● **Problem to work on**: Output the entries below exactly as written, omitting pictures.

● **Supplied data**:
## START
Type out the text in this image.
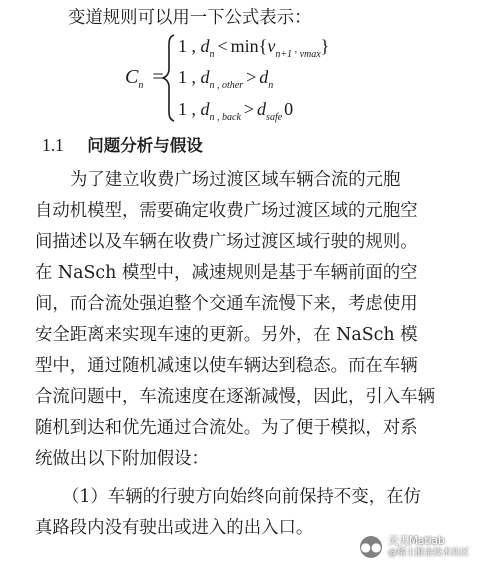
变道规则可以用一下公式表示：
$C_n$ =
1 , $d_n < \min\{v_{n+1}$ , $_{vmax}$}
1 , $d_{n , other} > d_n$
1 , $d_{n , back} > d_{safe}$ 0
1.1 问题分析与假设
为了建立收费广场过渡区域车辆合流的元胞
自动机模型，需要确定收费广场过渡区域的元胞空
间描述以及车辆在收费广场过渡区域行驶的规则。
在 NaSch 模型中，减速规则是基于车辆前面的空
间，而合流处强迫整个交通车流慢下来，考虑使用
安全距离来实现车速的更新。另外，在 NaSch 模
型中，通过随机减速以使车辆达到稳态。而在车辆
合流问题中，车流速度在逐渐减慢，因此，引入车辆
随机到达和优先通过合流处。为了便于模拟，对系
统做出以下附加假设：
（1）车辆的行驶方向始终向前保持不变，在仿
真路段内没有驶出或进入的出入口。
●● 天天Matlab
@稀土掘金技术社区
## END
● **Result**:
Type out the text in this image.
变道规则可以用一下公式表示：
$C_n$ =
1 , $d_n < \min\{v_{n+1}$ , $_{vmax}$}
1 , $d_{n , other} > d_n$
1 , $d_{n , back} > d_{safe}$ 0
1.1 问题分析与假设
为了建立收费广场过渡区域车辆合流的元胞
自动机模型，需要确定收费广场过渡区域的元胞空
间描述以及车辆在收费广场过渡区域行驶的规则。
在 NaSch 模型中，减速规则是基于车辆前面的空
间，而合流处强迫整个交通车流慢下来，考虑使用
安全距离来实现车速的更新。另外，在 NaSch 模
型中，通过随机减速以使车辆达到稳态。而在车辆
合流问题中，车流速度在逐渐减慢，因此，引入车辆
随机到达和优先通过合流处。为了便于模拟，对系
统做出以下附加假设：
（1）车辆的行驶方向始终向前保持不变，在仿
真路段内没有驶出或进入的出入口。
●● 天天Matlab
@稀土掘金技术社区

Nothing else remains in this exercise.